-- Start of STORED RECORDS --

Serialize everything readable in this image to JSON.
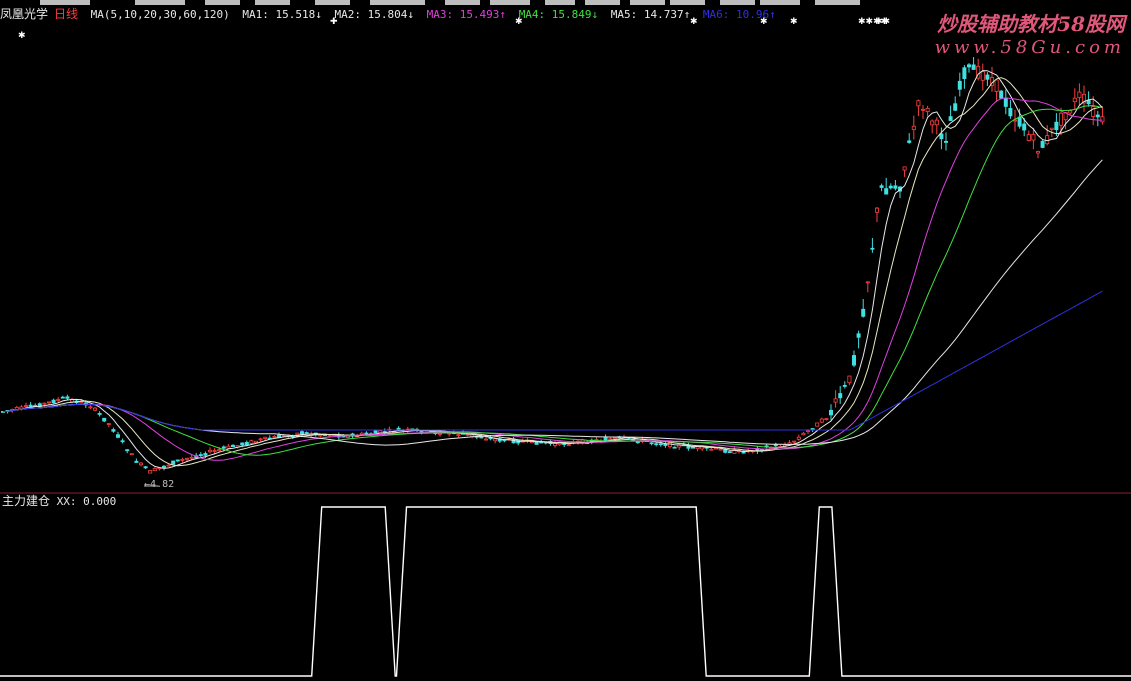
{
  "header": {
    "stock_name": "凤凰光学",
    "period": "日线",
    "ma_params": "MA(5,10,20,30,60,120)",
    "ma_items": [
      {
        "label": "MA1: 15.518↓",
        "color": "#e8e8e8"
      },
      {
        "label": "MA2: 15.804↓",
        "color": "#e8e8e8"
      },
      {
        "label": "MA3: 15.493↑",
        "color": "#e040e0"
      },
      {
        "label": "MA4: 15.849↓",
        "color": "#40e040"
      },
      {
        "label": "MA5: 14.737↑",
        "color": "#e8e8e8"
      },
      {
        "label": "MA6: 10.96↑",
        "color": "#3030e0"
      }
    ]
  },
  "watermark": {
    "line1_a": "炒股辅助教材",
    "line1_b": "58股网",
    "line2": "www.58Gu.com"
  },
  "main_chart": {
    "low_label": "4.82",
    "event_markers": [
      "✱",
      "✚",
      "✱",
      "✱",
      "✱",
      "✱",
      "✱✱✱✱",
      "✱✱"
    ]
  },
  "sub_chart": {
    "indicator_name": "主力建仓",
    "value_label": "XX: 0.000",
    "signal": [
      {
        "from": 0,
        "to": 0.28,
        "value": 0
      },
      {
        "from": 0.28,
        "to": 0.345,
        "value": 1
      },
      {
        "from": 0.345,
        "to": 0.355,
        "value": 0
      },
      {
        "from": 0.355,
        "to": 0.62,
        "value": 1
      },
      {
        "from": 0.62,
        "to": 0.72,
        "value": 0
      },
      {
        "from": 0.72,
        "to": 0.74,
        "value": 1
      },
      {
        "from": 0.74,
        "to": 1,
        "value": 0
      }
    ]
  },
  "colors": {
    "background": "#000000",
    "divider": "#8a1f2e",
    "up_candle": "#ff4040",
    "down_candle": "#40e0e0",
    "ma1": "#e8e8e8",
    "ma2": "#e8e8c0",
    "ma3": "#e040e0",
    "ma4": "#40e040",
    "ma5": "#e8e8e8",
    "ma6": "#3030e0",
    "signal_line": "#ffffff"
  }
}
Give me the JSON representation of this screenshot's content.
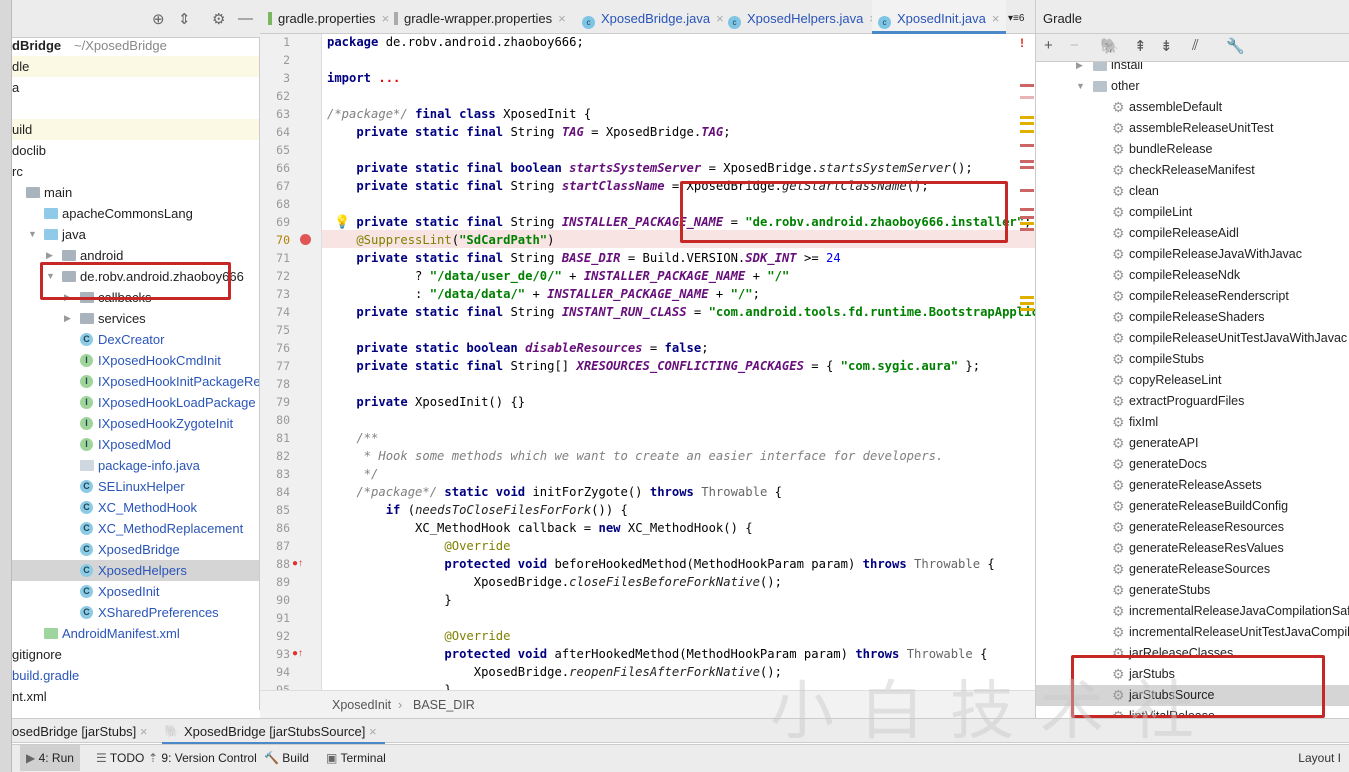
{
  "project_panel": {
    "rows": [
      {
        "label": "dBridge",
        "extra": "~/XposedBridge",
        "bold": true
      },
      {
        "label": "dle",
        "hl": true
      },
      {
        "label": "a"
      },
      {
        "label": ""
      },
      {
        "label": "uild",
        "hl": true
      },
      {
        "label": "doclib"
      },
      {
        "label": "rc"
      },
      {
        "label": "main",
        "icon": "folder",
        "indent": 1
      },
      {
        "label": "apacheCommonsLang",
        "icon": "folder-blue",
        "indent": 2
      },
      {
        "label": "java",
        "icon": "folder-blue",
        "indent": 2,
        "open": true
      },
      {
        "label": "android",
        "icon": "folder",
        "indent": 3,
        "closed": true
      },
      {
        "label": "de.robv.android.zhaoboy666",
        "icon": "folder",
        "indent": 3,
        "open": true
      },
      {
        "label": "callbacks",
        "icon": "folder",
        "indent": 4,
        "closed": true
      },
      {
        "label": "services",
        "icon": "folder",
        "indent": 4,
        "closed": true
      },
      {
        "label": "DexCreator",
        "icon": "class",
        "indent": 4,
        "blue": true
      },
      {
        "label": "IXposedHookCmdInit",
        "icon": "interface",
        "indent": 4,
        "blue": true
      },
      {
        "label": "IXposedHookInitPackageResources",
        "icon": "interface",
        "indent": 4,
        "blue": true
      },
      {
        "label": "IXposedHookLoadPackage",
        "icon": "interface",
        "indent": 4,
        "blue": true
      },
      {
        "label": "IXposedHookZygoteInit",
        "icon": "interface",
        "indent": 4,
        "blue": true
      },
      {
        "label": "IXposedMod",
        "icon": "interface",
        "indent": 4,
        "blue": true
      },
      {
        "label": "package-info.java",
        "icon": "java-file",
        "indent": 4,
        "blue": true
      },
      {
        "label": "SELinuxHelper",
        "icon": "class",
        "indent": 4,
        "blue": true
      },
      {
        "label": "XC_MethodHook",
        "icon": "abstract-class",
        "indent": 4,
        "blue": true
      },
      {
        "label": "XC_MethodReplacement",
        "icon": "abstract-class",
        "indent": 4,
        "blue": true
      },
      {
        "label": "XposedBridge",
        "icon": "class",
        "indent": 4,
        "blue": true
      },
      {
        "label": "XposedHelpers",
        "icon": "class",
        "indent": 4,
        "blue": true,
        "selected": true
      },
      {
        "label": "XposedInit",
        "icon": "class",
        "indent": 4,
        "blue": true
      },
      {
        "label": "XSharedPreferences",
        "icon": "class",
        "indent": 4,
        "blue": true
      },
      {
        "label": "AndroidManifest.xml",
        "icon": "manifest",
        "indent": 2,
        "blue": true
      },
      {
        "label": "gitignore"
      },
      {
        "label": "build.gradle",
        "blue": true
      },
      {
        "label": "nt.xml"
      }
    ]
  },
  "editor_tabs": [
    {
      "label": "gradle.properties",
      "icon": "gradle-file"
    },
    {
      "label": "gradle-wrapper.properties",
      "icon": "properties-file"
    },
    {
      "label": "XposedBridge.java",
      "icon": "class"
    },
    {
      "label": "XposedHelpers.java",
      "icon": "class"
    },
    {
      "label": "XposedInit.java",
      "icon": "class",
      "active": true
    }
  ],
  "tabs_overflow": "6",
  "code": [
    {
      "n": "1",
      "t": [
        [
          "package",
          "k"
        ],
        [
          " de.robv.android.zhaoboy666;",
          "p"
        ]
      ]
    },
    {
      "n": "2",
      "t": []
    },
    {
      "n": "3",
      "t": [
        [
          "import",
          "k"
        ],
        [
          " ",
          "p"
        ],
        [
          "...",
          "r"
        ]
      ]
    },
    {
      "n": "62",
      "t": []
    },
    {
      "n": "63",
      "t": [
        [
          "/*package*/",
          "c"
        ],
        [
          " ",
          "p"
        ],
        [
          "final class",
          "k"
        ],
        [
          " XposedInit {",
          "p"
        ]
      ]
    },
    {
      "n": "64",
      "t": [
        [
          "    private static final",
          "k"
        ],
        [
          " String ",
          "p"
        ],
        [
          "TAG",
          "i"
        ],
        [
          " = XposedBridge.",
          "p"
        ],
        [
          "TAG",
          "i"
        ],
        [
          ";",
          "p"
        ]
      ]
    },
    {
      "n": "65",
      "t": []
    },
    {
      "n": "66",
      "t": [
        [
          "    private static final boolean",
          "k"
        ],
        [
          " ",
          "p"
        ],
        [
          "startsSystemServer",
          "i"
        ],
        [
          " = XposedBridge.",
          "p"
        ],
        [
          "startsSystemServer",
          "m"
        ],
        [
          "();",
          "p"
        ]
      ]
    },
    {
      "n": "67",
      "t": [
        [
          "    private static final",
          "k"
        ],
        [
          " String ",
          "p"
        ],
        [
          "startClassName",
          "i"
        ],
        [
          " = XposedBridge.",
          "p"
        ],
        [
          "getStartClassName",
          "m"
        ],
        [
          "();",
          "p"
        ]
      ]
    },
    {
      "n": "68",
      "t": []
    },
    {
      "n": "69",
      "t": [
        [
          "    private static final",
          "k"
        ],
        [
          " String ",
          "p"
        ],
        [
          "INSTALLER_PACKAGE_NAME",
          "i"
        ],
        [
          " = ",
          "p"
        ],
        [
          "\"de.robv.android.zhaoboy666.installer\"",
          "s"
        ],
        [
          ";",
          "p"
        ]
      ]
    },
    {
      "n": "70",
      "t": [
        [
          "    @SuppressLint",
          "a"
        ],
        [
          "(",
          "p"
        ],
        [
          "\"SdCardPath\"",
          "s"
        ],
        [
          ")",
          "p"
        ]
      ]
    },
    {
      "n": "71",
      "t": [
        [
          "    private static final",
          "k"
        ],
        [
          " String ",
          "p"
        ],
        [
          "BASE_DIR",
          "i"
        ],
        [
          " = Build.VERSION.",
          "p"
        ],
        [
          "SDK_INT",
          "i"
        ],
        [
          " >= ",
          "p"
        ],
        [
          "24",
          "n"
        ]
      ]
    },
    {
      "n": "72",
      "t": [
        [
          "            ? ",
          "p"
        ],
        [
          "\"/data/user_de/0/\"",
          "s"
        ],
        [
          " + ",
          "p"
        ],
        [
          "INSTALLER_PACKAGE_NAME",
          "i"
        ],
        [
          " + ",
          "p"
        ],
        [
          "\"/\"",
          "s"
        ]
      ]
    },
    {
      "n": "73",
      "t": [
        [
          "            : ",
          "p"
        ],
        [
          "\"/data/data/\"",
          "s"
        ],
        [
          " + ",
          "p"
        ],
        [
          "INSTALLER_PACKAGE_NAME",
          "i"
        ],
        [
          " + ",
          "p"
        ],
        [
          "\"/\"",
          "s"
        ],
        [
          ";",
          "p"
        ]
      ]
    },
    {
      "n": "74",
      "t": [
        [
          "    private static final",
          "k"
        ],
        [
          " String ",
          "p"
        ],
        [
          "INSTANT_RUN_CLASS",
          "i"
        ],
        [
          " = ",
          "p"
        ],
        [
          "\"com.android.tools.fd.runtime.BootstrapApplication\"",
          "s"
        ],
        [
          ";",
          "p"
        ]
      ]
    },
    {
      "n": "75",
      "t": []
    },
    {
      "n": "76",
      "t": [
        [
          "    private static boolean",
          "k"
        ],
        [
          " ",
          "p"
        ],
        [
          "disableResources",
          "i"
        ],
        [
          " = ",
          "p"
        ],
        [
          "false",
          "k"
        ],
        [
          ";",
          "p"
        ]
      ]
    },
    {
      "n": "77",
      "t": [
        [
          "    private static final",
          "k"
        ],
        [
          " String[] ",
          "p"
        ],
        [
          "XRESOURCES_CONFLICTING_PACKAGES",
          "i"
        ],
        [
          " = { ",
          "p"
        ],
        [
          "\"com.sygic.aura\"",
          "s"
        ],
        [
          " };",
          "p"
        ]
      ]
    },
    {
      "n": "78",
      "t": []
    },
    {
      "n": "79",
      "t": [
        [
          "    private",
          "k"
        ],
        [
          " XposedInit() {}",
          "p"
        ]
      ]
    },
    {
      "n": "80",
      "t": []
    },
    {
      "n": "81",
      "t": [
        [
          "    /**",
          "c"
        ]
      ]
    },
    {
      "n": "82",
      "t": [
        [
          "     * Hook some methods which we want to create an easier interface for developers.",
          "c"
        ]
      ]
    },
    {
      "n": "83",
      "t": [
        [
          "     */",
          "c"
        ]
      ]
    },
    {
      "n": "84",
      "t": [
        [
          "    /*package*/",
          "c"
        ],
        [
          " ",
          "p"
        ],
        [
          "static void",
          "k"
        ],
        [
          " initForZygote() ",
          "p"
        ],
        [
          "throws",
          "k"
        ],
        [
          " ",
          "p"
        ],
        [
          "Throwable",
          "g"
        ],
        [
          " {",
          "p"
        ]
      ]
    },
    {
      "n": "85",
      "t": [
        [
          "        if",
          "k"
        ],
        [
          " (",
          "p"
        ],
        [
          "needsToCloseFilesForFork",
          "m"
        ],
        [
          "()) {",
          "p"
        ]
      ]
    },
    {
      "n": "86",
      "t": [
        [
          "            XC_MethodHook callback = ",
          "p"
        ],
        [
          "new",
          "k"
        ],
        [
          " XC_MethodHook() {",
          "p"
        ]
      ]
    },
    {
      "n": "87",
      "t": [
        [
          "                @Override",
          "a"
        ]
      ]
    },
    {
      "n": "88",
      "t": [
        [
          "                protected void",
          "k"
        ],
        [
          " beforeHookedMethod(MethodHookParam param) ",
          "p"
        ],
        [
          "throws",
          "k"
        ],
        [
          " ",
          "p"
        ],
        [
          "Throwable",
          "g"
        ],
        [
          " {",
          "p"
        ]
      ]
    },
    {
      "n": "89",
      "t": [
        [
          "                    XposedBridge.",
          "p"
        ],
        [
          "closeFilesBeforeForkNative",
          "m"
        ],
        [
          "();",
          "p"
        ]
      ]
    },
    {
      "n": "90",
      "t": [
        [
          "                }",
          "p"
        ]
      ]
    },
    {
      "n": "91",
      "t": []
    },
    {
      "n": "92",
      "t": [
        [
          "                @Override",
          "a"
        ]
      ]
    },
    {
      "n": "93",
      "t": [
        [
          "                protected void",
          "k"
        ],
        [
          " afterHookedMethod(MethodHookParam param) ",
          "p"
        ],
        [
          "throws",
          "k"
        ],
        [
          " ",
          "p"
        ],
        [
          "Throwable",
          "g"
        ],
        [
          " {",
          "p"
        ]
      ]
    },
    {
      "n": "94",
      "t": [
        [
          "                    XposedBridge.",
          "p"
        ],
        [
          "reopenFilesAfterForkNative",
          "m"
        ],
        [
          "();",
          "p"
        ]
      ]
    },
    {
      "n": "95",
      "t": [
        [
          "                }",
          "p"
        ]
      ]
    }
  ],
  "breadcrumb": [
    "XposedInit",
    "BASE_DIR"
  ],
  "gradle_panel": {
    "title": "Gradle",
    "groups": [
      {
        "label": "install",
        "open": false
      },
      {
        "label": "other",
        "open": true
      }
    ],
    "tasks": [
      "assembleDefault",
      "assembleReleaseUnitTest",
      "bundleRelease",
      "checkReleaseManifest",
      "clean",
      "compileLint",
      "compileReleaseAidl",
      "compileReleaseJavaWithJavac",
      "compileReleaseNdk",
      "compileReleaseRenderscript",
      "compileReleaseShaders",
      "compileReleaseUnitTestJavaWithJavac",
      "compileStubs",
      "copyReleaseLint",
      "extractProguardFiles",
      "fixIml",
      "generateAPI",
      "generateDocs",
      "generateReleaseAssets",
      "generateReleaseBuildConfig",
      "generateReleaseResources",
      "generateReleaseResValues",
      "generateReleaseSources",
      "generateStubs",
      "incrementalReleaseJavaCompilationSafeguard",
      "incrementalReleaseUnitTestJavaCompilationSafeguard",
      "jarReleaseClasses",
      "jarStubs",
      "jarStubsSource",
      "lintVitalRelease"
    ],
    "selected_task": "jarStubsSource"
  },
  "run_tabs": [
    {
      "label": "osedBridge [jarStubs]"
    },
    {
      "label": "XposedBridge [jarStubsSource]",
      "active": true
    }
  ],
  "tool_windows": [
    {
      "label": "4: Run",
      "active": true,
      "icon": "play-icon"
    },
    {
      "label": "TODO",
      "icon": "list-icon"
    },
    {
      "label": "9: Version Control",
      "icon": "vcs-icon"
    },
    {
      "label": "Build",
      "icon": "hammer-icon"
    },
    {
      "label": "Terminal",
      "icon": "terminal-icon"
    }
  ],
  "status_right": "Layout I",
  "watermark": "小白技术社",
  "colors": {
    "annotation_box": "#c62828",
    "accent": "#4a88c7",
    "breakpoint": "#e05555"
  }
}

-- End of STORED RECORDS --

* DIRECTIONS
Return each line where "JSON" shows up.

* SOLUTION FOR THIS TASK
Serialize everything readable in this image to JSON.
Give me the JSON representation of this screenshot's content.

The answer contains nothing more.